| The task |
Find each line containing the string "主题活动" and return it.

| Data provided |
****************

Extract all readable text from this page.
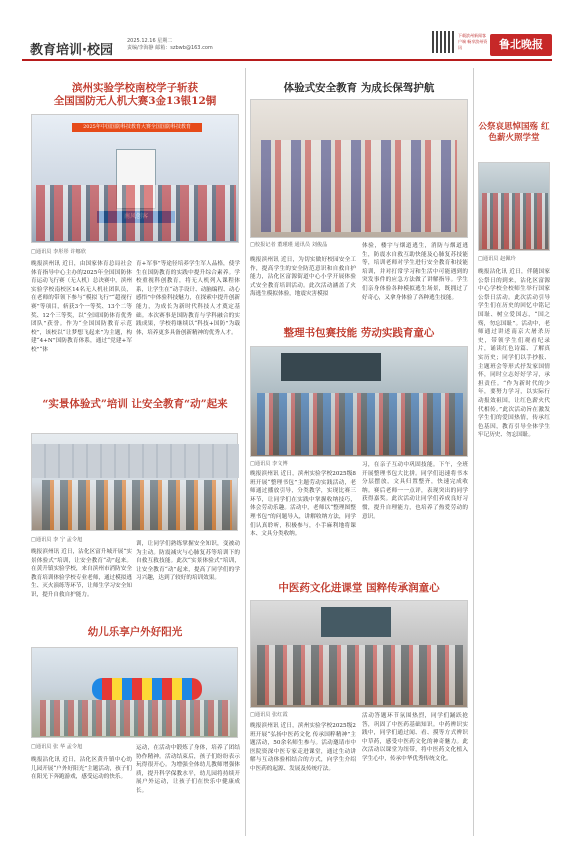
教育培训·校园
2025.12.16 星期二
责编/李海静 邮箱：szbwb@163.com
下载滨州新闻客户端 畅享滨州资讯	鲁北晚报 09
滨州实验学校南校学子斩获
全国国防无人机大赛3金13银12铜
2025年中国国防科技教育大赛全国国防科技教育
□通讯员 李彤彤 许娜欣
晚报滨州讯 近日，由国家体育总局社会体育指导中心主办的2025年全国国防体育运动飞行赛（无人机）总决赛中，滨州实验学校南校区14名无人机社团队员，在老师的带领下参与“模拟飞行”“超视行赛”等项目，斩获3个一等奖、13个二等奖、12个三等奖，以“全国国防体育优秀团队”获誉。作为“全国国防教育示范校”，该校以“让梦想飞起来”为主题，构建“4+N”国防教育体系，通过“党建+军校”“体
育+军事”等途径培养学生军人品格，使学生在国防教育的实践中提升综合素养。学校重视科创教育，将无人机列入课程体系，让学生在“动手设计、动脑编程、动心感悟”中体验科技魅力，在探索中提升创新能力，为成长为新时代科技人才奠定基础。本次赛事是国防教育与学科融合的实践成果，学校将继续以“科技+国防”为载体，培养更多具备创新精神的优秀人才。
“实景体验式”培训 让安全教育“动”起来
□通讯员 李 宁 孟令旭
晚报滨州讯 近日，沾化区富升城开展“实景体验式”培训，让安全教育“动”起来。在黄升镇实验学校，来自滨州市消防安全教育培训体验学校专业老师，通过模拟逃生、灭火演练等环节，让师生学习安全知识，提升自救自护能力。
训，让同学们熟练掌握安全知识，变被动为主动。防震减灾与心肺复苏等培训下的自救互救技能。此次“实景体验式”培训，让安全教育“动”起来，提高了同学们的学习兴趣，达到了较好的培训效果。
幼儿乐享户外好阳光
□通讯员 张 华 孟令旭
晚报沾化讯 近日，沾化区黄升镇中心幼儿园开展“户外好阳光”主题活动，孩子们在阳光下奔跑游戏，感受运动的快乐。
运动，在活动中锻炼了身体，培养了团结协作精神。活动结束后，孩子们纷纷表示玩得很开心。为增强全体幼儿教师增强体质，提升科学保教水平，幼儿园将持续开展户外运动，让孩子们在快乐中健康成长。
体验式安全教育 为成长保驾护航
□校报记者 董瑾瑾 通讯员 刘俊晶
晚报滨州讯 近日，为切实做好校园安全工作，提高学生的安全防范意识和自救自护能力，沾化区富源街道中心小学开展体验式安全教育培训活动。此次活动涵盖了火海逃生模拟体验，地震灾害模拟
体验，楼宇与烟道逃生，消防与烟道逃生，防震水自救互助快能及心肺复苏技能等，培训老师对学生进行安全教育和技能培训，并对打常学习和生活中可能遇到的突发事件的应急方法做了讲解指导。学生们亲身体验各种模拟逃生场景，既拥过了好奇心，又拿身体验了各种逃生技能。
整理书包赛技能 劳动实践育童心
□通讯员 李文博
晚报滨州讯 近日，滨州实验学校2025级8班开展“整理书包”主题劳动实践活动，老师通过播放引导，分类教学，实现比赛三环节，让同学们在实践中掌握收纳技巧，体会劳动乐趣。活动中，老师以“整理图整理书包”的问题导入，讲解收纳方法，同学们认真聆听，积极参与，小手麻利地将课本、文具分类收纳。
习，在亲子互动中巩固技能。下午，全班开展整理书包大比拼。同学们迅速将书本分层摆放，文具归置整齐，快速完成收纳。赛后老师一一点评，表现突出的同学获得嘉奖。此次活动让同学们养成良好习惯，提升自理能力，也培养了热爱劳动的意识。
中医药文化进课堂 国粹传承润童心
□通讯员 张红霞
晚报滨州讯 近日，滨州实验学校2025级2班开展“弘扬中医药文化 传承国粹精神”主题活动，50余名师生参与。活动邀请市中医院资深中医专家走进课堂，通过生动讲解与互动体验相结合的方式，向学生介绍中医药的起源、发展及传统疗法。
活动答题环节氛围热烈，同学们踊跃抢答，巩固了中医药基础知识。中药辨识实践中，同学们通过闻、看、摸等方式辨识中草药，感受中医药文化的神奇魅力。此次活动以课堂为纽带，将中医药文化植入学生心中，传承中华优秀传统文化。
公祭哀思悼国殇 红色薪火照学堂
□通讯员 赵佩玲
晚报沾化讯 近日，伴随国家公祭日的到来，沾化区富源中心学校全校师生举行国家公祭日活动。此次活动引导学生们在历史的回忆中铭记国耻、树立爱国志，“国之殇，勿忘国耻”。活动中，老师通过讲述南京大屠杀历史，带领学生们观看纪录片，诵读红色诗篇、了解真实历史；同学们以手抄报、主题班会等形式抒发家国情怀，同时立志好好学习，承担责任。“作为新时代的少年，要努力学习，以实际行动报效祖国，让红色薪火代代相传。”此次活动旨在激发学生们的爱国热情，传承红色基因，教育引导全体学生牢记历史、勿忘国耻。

****************

| Reply to the task |
晚报沾化讯 近日，沾化区黄升镇中心幼儿园开展“户外好阳光”主题活动，孩子们在阳光下奔跑游戏，感受运动的快乐。
晚报滨州讯 近日，滨州实验学校2025级2班开展“弘扬中医药文化 传承国粹精神”主题活动，50余名师生参与。活动邀请市中医院资深中医专家走进课堂，通过生动讲解与互动体验相结合的方式，向学生介绍中医药的起源、发展及传统疗法。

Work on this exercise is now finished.